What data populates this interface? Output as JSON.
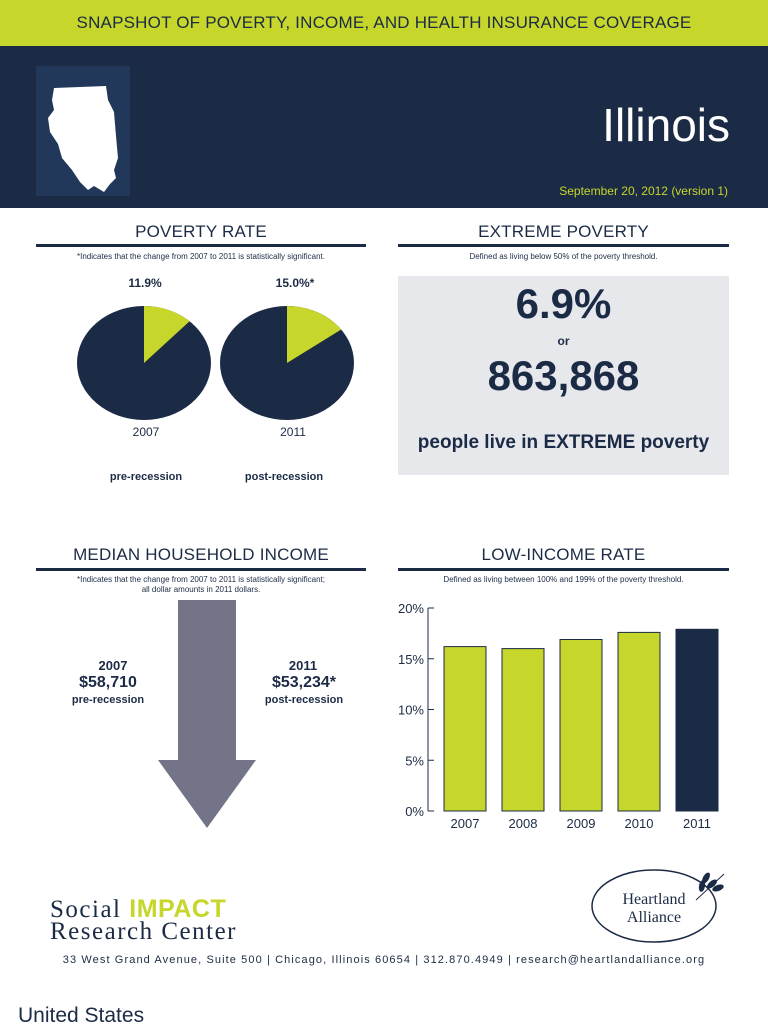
{
  "banner": {
    "title": "SNAPSHOT OF POVERTY, INCOME, AND HEALTH INSURANCE COVERAGE"
  },
  "header": {
    "state": "Illinois",
    "date": "September 20, 2012 (version 1)"
  },
  "poverty_rate": {
    "title": "POVERTY RATE",
    "note": "*Indicates that the change from 2007 to 2011 is statistically significant.",
    "pies": [
      {
        "label": "11.9%",
        "year": "2007",
        "value": 11.9,
        "sub": "pre-recession"
      },
      {
        "label": "15.0%*",
        "year": "2011",
        "value": 15.0,
        "sub": "post-recession"
      }
    ]
  },
  "extreme_poverty": {
    "title": "EXTREME POVERTY",
    "note": "Defined as living below 50% of the poverty threshold.",
    "percent": "6.9%",
    "or": "or",
    "count": "863,868",
    "text": "people live in EXTREME poverty"
  },
  "median_income": {
    "title": "MEDIAN HOUSEHOLD INCOME",
    "note_line1": "*Indicates that the change from 2007 to 2011 is statistically significant;",
    "note_line2": "all dollar amounts in 2011 dollars.",
    "before": {
      "year": "2007",
      "value": "$58,710",
      "sub": "pre-recession"
    },
    "after": {
      "year": "2011",
      "value": "$53,234*",
      "sub": "post-recession"
    }
  },
  "low_income": {
    "title": "LOW-INCOME RATE",
    "note": "Defined as living between 100% and 199% of the poverty threshold."
  },
  "chart_data": {
    "type": "bar",
    "categories": [
      "2007",
      "2008",
      "2009",
      "2010",
      "2011"
    ],
    "values": [
      16.2,
      16.0,
      16.9,
      17.6,
      17.9
    ],
    "ylim": [
      0,
      20
    ],
    "yticks": [
      "0%",
      "5%",
      "10%",
      "15%",
      "20%"
    ],
    "grid": false,
    "colors": {
      "default": "#c6d62a",
      "highlight": "#1c2b45"
    }
  },
  "footer": {
    "org1_part1": "Social ",
    "org1_part2": "IMPACT",
    "org1_line2": "Research Center",
    "org2_line1": "Heartland",
    "org2_line2": "Alliance",
    "address": "33 West Grand Avenue, Suite 500 | Chicago, Illinois 60654 | 312.870.4949 | research@heartlandalliance.org"
  },
  "bottom": {
    "label": "United States"
  },
  "colors": {
    "navy": "#1c2b45",
    "lime": "#c6d62a",
    "arrow": "#737487",
    "panel": "#e6e8ec"
  }
}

▬▬▬▬▬▬▬▬▬▬

§ **Do this**:
Find all the lines containing "Defined" in the material, then copy them.

§ **In response**:
    "note": "Defined as living below 50% of the poverty threshold.",
    "note": "Defined as living between 100% and 199% of the poverty threshold."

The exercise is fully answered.